Exercise brief =
Retype the records below exactly as they appear.

Dataset entries on figures:
★ ★ ★ ★

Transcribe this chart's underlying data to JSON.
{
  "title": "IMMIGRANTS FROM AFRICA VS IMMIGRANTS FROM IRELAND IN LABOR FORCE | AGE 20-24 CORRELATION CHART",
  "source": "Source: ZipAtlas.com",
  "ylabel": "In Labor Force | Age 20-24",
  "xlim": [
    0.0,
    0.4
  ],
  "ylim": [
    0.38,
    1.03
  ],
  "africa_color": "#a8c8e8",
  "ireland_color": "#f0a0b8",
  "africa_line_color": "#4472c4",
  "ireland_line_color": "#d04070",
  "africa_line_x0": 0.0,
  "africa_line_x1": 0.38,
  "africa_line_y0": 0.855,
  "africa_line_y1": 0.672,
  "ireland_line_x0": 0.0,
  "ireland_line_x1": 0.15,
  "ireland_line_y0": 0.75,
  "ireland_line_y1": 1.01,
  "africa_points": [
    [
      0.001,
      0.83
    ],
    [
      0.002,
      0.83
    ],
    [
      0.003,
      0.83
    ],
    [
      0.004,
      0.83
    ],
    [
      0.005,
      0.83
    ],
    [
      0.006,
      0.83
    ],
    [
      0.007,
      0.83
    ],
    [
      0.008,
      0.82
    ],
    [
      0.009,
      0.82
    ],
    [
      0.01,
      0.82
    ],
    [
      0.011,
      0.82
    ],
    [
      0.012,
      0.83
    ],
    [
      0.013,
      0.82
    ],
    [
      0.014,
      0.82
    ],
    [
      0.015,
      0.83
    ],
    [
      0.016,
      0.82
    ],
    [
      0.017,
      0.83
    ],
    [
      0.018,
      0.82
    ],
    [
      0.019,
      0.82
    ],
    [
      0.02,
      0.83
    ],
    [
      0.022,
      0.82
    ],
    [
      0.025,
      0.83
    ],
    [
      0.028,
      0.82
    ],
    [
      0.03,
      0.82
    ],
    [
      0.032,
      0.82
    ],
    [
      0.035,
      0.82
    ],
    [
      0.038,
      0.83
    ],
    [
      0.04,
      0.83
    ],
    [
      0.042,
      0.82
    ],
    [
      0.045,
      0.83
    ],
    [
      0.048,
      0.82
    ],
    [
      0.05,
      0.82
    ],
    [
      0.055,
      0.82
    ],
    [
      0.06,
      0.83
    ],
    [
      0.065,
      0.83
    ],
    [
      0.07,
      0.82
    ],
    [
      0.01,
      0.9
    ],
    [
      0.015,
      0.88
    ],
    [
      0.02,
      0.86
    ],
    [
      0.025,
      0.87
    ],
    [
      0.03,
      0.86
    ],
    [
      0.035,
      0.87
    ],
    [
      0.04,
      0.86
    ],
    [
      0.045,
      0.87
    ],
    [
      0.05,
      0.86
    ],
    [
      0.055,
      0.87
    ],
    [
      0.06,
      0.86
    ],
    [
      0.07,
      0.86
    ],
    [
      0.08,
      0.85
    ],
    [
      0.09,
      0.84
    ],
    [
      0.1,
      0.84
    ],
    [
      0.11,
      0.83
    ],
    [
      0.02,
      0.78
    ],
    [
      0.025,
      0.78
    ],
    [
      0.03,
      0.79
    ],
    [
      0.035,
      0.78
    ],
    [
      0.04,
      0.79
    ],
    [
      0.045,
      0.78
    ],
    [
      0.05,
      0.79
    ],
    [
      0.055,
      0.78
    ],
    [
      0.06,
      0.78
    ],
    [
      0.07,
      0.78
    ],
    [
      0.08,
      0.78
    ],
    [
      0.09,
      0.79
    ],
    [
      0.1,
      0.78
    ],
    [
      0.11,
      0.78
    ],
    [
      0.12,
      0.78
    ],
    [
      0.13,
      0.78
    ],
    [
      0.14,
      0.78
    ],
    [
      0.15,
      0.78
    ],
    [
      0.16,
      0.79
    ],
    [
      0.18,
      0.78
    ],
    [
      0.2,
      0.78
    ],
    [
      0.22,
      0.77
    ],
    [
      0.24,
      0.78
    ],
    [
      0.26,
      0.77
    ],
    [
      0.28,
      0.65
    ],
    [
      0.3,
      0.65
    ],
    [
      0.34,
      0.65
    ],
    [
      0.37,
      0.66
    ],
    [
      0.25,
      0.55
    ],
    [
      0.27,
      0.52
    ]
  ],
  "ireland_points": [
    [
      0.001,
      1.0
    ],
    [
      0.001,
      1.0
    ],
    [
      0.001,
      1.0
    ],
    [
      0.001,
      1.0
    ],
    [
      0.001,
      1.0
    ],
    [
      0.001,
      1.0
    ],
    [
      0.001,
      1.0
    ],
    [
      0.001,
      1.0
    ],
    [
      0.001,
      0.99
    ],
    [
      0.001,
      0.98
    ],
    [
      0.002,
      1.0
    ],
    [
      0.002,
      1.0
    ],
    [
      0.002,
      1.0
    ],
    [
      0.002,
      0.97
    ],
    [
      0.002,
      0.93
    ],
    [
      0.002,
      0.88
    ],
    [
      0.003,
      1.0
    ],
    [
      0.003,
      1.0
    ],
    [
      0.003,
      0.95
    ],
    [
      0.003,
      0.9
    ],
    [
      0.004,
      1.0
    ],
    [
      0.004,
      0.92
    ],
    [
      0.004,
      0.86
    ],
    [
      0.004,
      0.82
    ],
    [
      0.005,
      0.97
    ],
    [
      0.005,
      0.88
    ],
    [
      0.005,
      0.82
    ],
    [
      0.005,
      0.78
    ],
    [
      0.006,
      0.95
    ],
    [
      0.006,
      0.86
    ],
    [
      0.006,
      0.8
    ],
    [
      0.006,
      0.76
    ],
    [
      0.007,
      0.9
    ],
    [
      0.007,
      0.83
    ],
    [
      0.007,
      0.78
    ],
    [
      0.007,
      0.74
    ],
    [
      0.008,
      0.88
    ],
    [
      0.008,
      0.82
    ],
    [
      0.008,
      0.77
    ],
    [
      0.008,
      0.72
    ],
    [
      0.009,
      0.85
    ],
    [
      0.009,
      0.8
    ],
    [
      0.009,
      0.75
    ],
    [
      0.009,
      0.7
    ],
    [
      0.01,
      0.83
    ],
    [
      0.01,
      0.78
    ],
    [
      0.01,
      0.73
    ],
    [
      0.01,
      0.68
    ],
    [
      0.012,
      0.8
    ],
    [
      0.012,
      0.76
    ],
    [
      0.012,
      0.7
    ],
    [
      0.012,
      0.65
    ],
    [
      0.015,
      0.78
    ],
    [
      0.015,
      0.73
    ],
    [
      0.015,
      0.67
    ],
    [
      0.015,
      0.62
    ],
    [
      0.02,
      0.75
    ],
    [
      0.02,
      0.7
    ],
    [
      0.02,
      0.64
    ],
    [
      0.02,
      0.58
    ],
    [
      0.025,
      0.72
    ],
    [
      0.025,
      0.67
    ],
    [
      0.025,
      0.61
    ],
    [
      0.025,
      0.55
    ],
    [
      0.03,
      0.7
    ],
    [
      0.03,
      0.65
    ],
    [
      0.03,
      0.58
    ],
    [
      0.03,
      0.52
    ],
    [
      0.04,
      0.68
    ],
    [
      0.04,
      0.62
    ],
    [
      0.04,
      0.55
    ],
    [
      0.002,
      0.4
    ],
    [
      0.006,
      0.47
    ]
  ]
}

★ ★ ★ ★

Solution to this problem =
Transcribe this chart's underlying data to JSON.
{
  "title": "IMMIGRANTS FROM AFRICA VS IMMIGRANTS FROM IRELAND IN LABOR FORCE | AGE 20-24 CORRELATION CHART",
  "source": "Source: ZipAtlas.com",
  "ylabel": "In Labor Force | Age 20-24",
  "xlim": [
    0.0,
    0.4
  ],
  "ylim": [
    0.38,
    1.03
  ],
  "africa_color": "#a8c8e8",
  "ireland_color": "#f0a0b8",
  "africa_line_color": "#4472c4",
  "ireland_line_color": "#d04070",
  "africa_line_x0": 0.0,
  "africa_line_x1": 0.38,
  "africa_line_y0": 0.855,
  "africa_line_y1": 0.672,
  "ireland_line_x0": 0.0,
  "ireland_line_x1": 0.15,
  "ireland_line_y0": 0.75,
  "ireland_line_y1": 1.01,
  "africa_points": [
    [
      0.001,
      0.83
    ],
    [
      0.002,
      0.83
    ],
    [
      0.003,
      0.83
    ],
    [
      0.004,
      0.83
    ],
    [
      0.005,
      0.83
    ],
    [
      0.006,
      0.83
    ],
    [
      0.007,
      0.83
    ],
    [
      0.008,
      0.82
    ],
    [
      0.009,
      0.82
    ],
    [
      0.01,
      0.82
    ],
    [
      0.011,
      0.82
    ],
    [
      0.012,
      0.83
    ],
    [
      0.013,
      0.82
    ],
    [
      0.014,
      0.82
    ],
    [
      0.015,
      0.83
    ],
    [
      0.016,
      0.82
    ],
    [
      0.017,
      0.83
    ],
    [
      0.018,
      0.82
    ],
    [
      0.019,
      0.82
    ],
    [
      0.02,
      0.83
    ],
    [
      0.022,
      0.82
    ],
    [
      0.025,
      0.83
    ],
    [
      0.028,
      0.82
    ],
    [
      0.03,
      0.82
    ],
    [
      0.032,
      0.82
    ],
    [
      0.035,
      0.82
    ],
    [
      0.038,
      0.83
    ],
    [
      0.04,
      0.83
    ],
    [
      0.042,
      0.82
    ],
    [
      0.045,
      0.83
    ],
    [
      0.048,
      0.82
    ],
    [
      0.05,
      0.82
    ],
    [
      0.055,
      0.82
    ],
    [
      0.06,
      0.83
    ],
    [
      0.065,
      0.83
    ],
    [
      0.07,
      0.82
    ],
    [
      0.01,
      0.9
    ],
    [
      0.015,
      0.88
    ],
    [
      0.02,
      0.86
    ],
    [
      0.025,
      0.87
    ],
    [
      0.03,
      0.86
    ],
    [
      0.035,
      0.87
    ],
    [
      0.04,
      0.86
    ],
    [
      0.045,
      0.87
    ],
    [
      0.05,
      0.86
    ],
    [
      0.055,
      0.87
    ],
    [
      0.06,
      0.86
    ],
    [
      0.07,
      0.86
    ],
    [
      0.08,
      0.85
    ],
    [
      0.09,
      0.84
    ],
    [
      0.1,
      0.84
    ],
    [
      0.11,
      0.83
    ],
    [
      0.02,
      0.78
    ],
    [
      0.025,
      0.78
    ],
    [
      0.03,
      0.79
    ],
    [
      0.035,
      0.78
    ],
    [
      0.04,
      0.79
    ],
    [
      0.045,
      0.78
    ],
    [
      0.05,
      0.79
    ],
    [
      0.055,
      0.78
    ],
    [
      0.06,
      0.78
    ],
    [
      0.07,
      0.78
    ],
    [
      0.08,
      0.78
    ],
    [
      0.09,
      0.79
    ],
    [
      0.1,
      0.78
    ],
    [
      0.11,
      0.78
    ],
    [
      0.12,
      0.78
    ],
    [
      0.13,
      0.78
    ],
    [
      0.14,
      0.78
    ],
    [
      0.15,
      0.78
    ],
    [
      0.16,
      0.79
    ],
    [
      0.18,
      0.78
    ],
    [
      0.2,
      0.78
    ],
    [
      0.22,
      0.77
    ],
    [
      0.24,
      0.78
    ],
    [
      0.26,
      0.77
    ],
    [
      0.28,
      0.65
    ],
    [
      0.3,
      0.65
    ],
    [
      0.34,
      0.65
    ],
    [
      0.37,
      0.66
    ],
    [
      0.25,
      0.55
    ],
    [
      0.27,
      0.52
    ]
  ],
  "ireland_points": [
    [
      0.001,
      1.0
    ],
    [
      0.001,
      1.0
    ],
    [
      0.001,
      1.0
    ],
    [
      0.001,
      1.0
    ],
    [
      0.001,
      1.0
    ],
    [
      0.001,
      1.0
    ],
    [
      0.001,
      1.0
    ],
    [
      0.001,
      1.0
    ],
    [
      0.001,
      0.99
    ],
    [
      0.001,
      0.98
    ],
    [
      0.002,
      1.0
    ],
    [
      0.002,
      1.0
    ],
    [
      0.002,
      1.0
    ],
    [
      0.002,
      0.97
    ],
    [
      0.002,
      0.93
    ],
    [
      0.002,
      0.88
    ],
    [
      0.003,
      1.0
    ],
    [
      0.003,
      1.0
    ],
    [
      0.003,
      0.95
    ],
    [
      0.003,
      0.9
    ],
    [
      0.004,
      1.0
    ],
    [
      0.004,
      0.92
    ],
    [
      0.004,
      0.86
    ],
    [
      0.004,
      0.82
    ],
    [
      0.005,
      0.97
    ],
    [
      0.005,
      0.88
    ],
    [
      0.005,
      0.82
    ],
    [
      0.005,
      0.78
    ],
    [
      0.006,
      0.95
    ],
    [
      0.006,
      0.86
    ],
    [
      0.006,
      0.8
    ],
    [
      0.006,
      0.76
    ],
    [
      0.007,
      0.9
    ],
    [
      0.007,
      0.83
    ],
    [
      0.007,
      0.78
    ],
    [
      0.007,
      0.74
    ],
    [
      0.008,
      0.88
    ],
    [
      0.008,
      0.82
    ],
    [
      0.008,
      0.77
    ],
    [
      0.008,
      0.72
    ],
    [
      0.009,
      0.85
    ],
    [
      0.009,
      0.8
    ],
    [
      0.009,
      0.75
    ],
    [
      0.009,
      0.7
    ],
    [
      0.01,
      0.83
    ],
    [
      0.01,
      0.78
    ],
    [
      0.01,
      0.73
    ],
    [
      0.01,
      0.68
    ],
    [
      0.012,
      0.8
    ],
    [
      0.012,
      0.76
    ],
    [
      0.012,
      0.7
    ],
    [
      0.012,
      0.65
    ],
    [
      0.015,
      0.78
    ],
    [
      0.015,
      0.73
    ],
    [
      0.015,
      0.67
    ],
    [
      0.015,
      0.62
    ],
    [
      0.02,
      0.75
    ],
    [
      0.02,
      0.7
    ],
    [
      0.02,
      0.64
    ],
    [
      0.02,
      0.58
    ],
    [
      0.025,
      0.72
    ],
    [
      0.025,
      0.67
    ],
    [
      0.025,
      0.61
    ],
    [
      0.025,
      0.55
    ],
    [
      0.03,
      0.7
    ],
    [
      0.03,
      0.65
    ],
    [
      0.03,
      0.58
    ],
    [
      0.03,
      0.52
    ],
    [
      0.04,
      0.68
    ],
    [
      0.04,
      0.62
    ],
    [
      0.04,
      0.55
    ],
    [
      0.002,
      0.4
    ],
    [
      0.006,
      0.47
    ]
  ]
}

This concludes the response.